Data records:

########################################

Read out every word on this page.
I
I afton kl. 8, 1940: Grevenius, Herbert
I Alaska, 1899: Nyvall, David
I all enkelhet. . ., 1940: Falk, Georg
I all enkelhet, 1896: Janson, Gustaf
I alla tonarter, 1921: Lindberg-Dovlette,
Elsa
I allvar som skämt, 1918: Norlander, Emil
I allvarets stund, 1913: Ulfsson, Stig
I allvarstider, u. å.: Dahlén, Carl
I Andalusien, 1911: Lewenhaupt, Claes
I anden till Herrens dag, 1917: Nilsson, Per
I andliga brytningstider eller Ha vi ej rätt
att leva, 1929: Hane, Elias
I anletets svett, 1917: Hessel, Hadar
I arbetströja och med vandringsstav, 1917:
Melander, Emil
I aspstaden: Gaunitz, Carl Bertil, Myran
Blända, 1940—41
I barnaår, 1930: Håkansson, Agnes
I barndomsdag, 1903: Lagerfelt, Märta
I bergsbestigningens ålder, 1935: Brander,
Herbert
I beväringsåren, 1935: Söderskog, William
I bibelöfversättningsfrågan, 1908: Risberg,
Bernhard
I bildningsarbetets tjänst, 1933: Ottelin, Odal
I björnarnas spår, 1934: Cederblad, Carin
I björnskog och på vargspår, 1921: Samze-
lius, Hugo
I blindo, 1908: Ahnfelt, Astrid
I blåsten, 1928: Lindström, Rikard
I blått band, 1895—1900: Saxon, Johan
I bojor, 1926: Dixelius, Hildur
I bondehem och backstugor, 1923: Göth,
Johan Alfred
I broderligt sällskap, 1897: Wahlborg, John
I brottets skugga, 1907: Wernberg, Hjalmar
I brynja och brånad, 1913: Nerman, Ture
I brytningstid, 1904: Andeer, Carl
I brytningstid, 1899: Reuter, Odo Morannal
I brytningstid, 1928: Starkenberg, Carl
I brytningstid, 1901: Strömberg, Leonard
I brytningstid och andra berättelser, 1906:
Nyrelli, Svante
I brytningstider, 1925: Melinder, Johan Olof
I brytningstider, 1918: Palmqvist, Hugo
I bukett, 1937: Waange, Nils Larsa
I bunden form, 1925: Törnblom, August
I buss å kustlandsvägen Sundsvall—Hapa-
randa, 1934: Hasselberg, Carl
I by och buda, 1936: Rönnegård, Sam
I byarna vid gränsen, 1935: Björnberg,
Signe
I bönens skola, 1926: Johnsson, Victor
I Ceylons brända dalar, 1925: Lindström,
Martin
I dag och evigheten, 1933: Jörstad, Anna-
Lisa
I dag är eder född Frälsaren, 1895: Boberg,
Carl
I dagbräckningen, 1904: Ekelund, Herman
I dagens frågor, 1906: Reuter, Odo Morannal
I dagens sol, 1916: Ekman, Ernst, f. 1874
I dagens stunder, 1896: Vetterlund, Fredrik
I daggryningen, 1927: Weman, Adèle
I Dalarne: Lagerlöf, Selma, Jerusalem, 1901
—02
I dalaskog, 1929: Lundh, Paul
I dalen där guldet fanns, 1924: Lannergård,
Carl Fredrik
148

########################################

• **Written request**: Write each line above out exactly.

• **Result of this task**:
Read out every word on this page.
I
I afton kl. 8, 1940: Grevenius, Herbert
I Alaska, 1899: Nyvall, David
I all enkelhet. . ., 1940: Falk, Georg
I all enkelhet, 1896: Janson, Gustaf
I alla tonarter, 1921: Lindberg-Dovlette,
Elsa
I allvar som skämt, 1918: Norlander, Emil
I allvarets stund, 1913: Ulfsson, Stig
I allvarstider, u. å.: Dahlén, Carl
I Andalusien, 1911: Lewenhaupt, Claes
I anden till Herrens dag, 1917: Nilsson, Per
I andliga brytningstider eller Ha vi ej rätt
att leva, 1929: Hane, Elias
I anletets svett, 1917: Hessel, Hadar
I arbetströja och med vandringsstav, 1917:
Melander, Emil
I aspstaden: Gaunitz, Carl Bertil, Myran
Blända, 1940—41
I barnaår, 1930: Håkansson, Agnes
I barndomsdag, 1903: Lagerfelt, Märta
I bergsbestigningens ålder, 1935: Brander,
Herbert
I beväringsåren, 1935: Söderskog, William
I bibelöfversättningsfrågan, 1908: Risberg,
Bernhard
I bildningsarbetets tjänst, 1933: Ottelin, Odal
I björnarnas spår, 1934: Cederblad, Carin
I björnskog och på vargspår, 1921: Samze-
lius, Hugo
I blindo, 1908: Ahnfelt, Astrid
I blåsten, 1928: Lindström, Rikard
I blått band, 1895—1900: Saxon, Johan
I bojor, 1926: Dixelius, Hildur
I bondehem och backstugor, 1923: Göth,
Johan Alfred
I broderligt sällskap, 1897: Wahlborg, John
I brottets skugga, 1907: Wernberg, Hjalmar
I brynja och brånad, 1913: Nerman, Ture
I brytningstid, 1904: Andeer, Carl
I brytningstid, 1899: Reuter, Odo Morannal
I brytningstid, 1928: Starkenberg, Carl
I brytningstid, 1901: Strömberg, Leonard
I brytningstid och andra berättelser, 1906:
Nyrelli, Svante
I brytningstider, 1925: Melinder, Johan Olof
I brytningstider, 1918: Palmqvist, Hugo
I bukett, 1937: Waange, Nils Larsa
I bunden form, 1925: Törnblom, August
I buss å kustlandsvägen Sundsvall—Hapa-
randa, 1934: Hasselberg, Carl
I by och buda, 1936: Rönnegård, Sam
I byarna vid gränsen, 1935: Björnberg,
Signe
I bönens skola, 1926: Johnsson, Victor
I Ceylons brända dalar, 1925: Lindström,
Martin
I dag och evigheten, 1933: Jörstad, Anna-
Lisa
I dag är eder född Frälsaren, 1895: Boberg,
Carl
I dagbräckningen, 1904: Ekelund, Herman
I dagens frågor, 1906: Reuter, Odo Morannal
I dagens sol, 1916: Ekman, Ernst, f. 1874
I dagens stunder, 1896: Vetterlund, Fredrik
I daggryningen, 1927: Weman, Adèle
I Dalarne: Lagerlöf, Selma, Jerusalem, 1901
—02
I dalaskog, 1929: Lundh, Paul
I dalen där guldet fanns, 1924: Lannergård,
Carl Fredrik
148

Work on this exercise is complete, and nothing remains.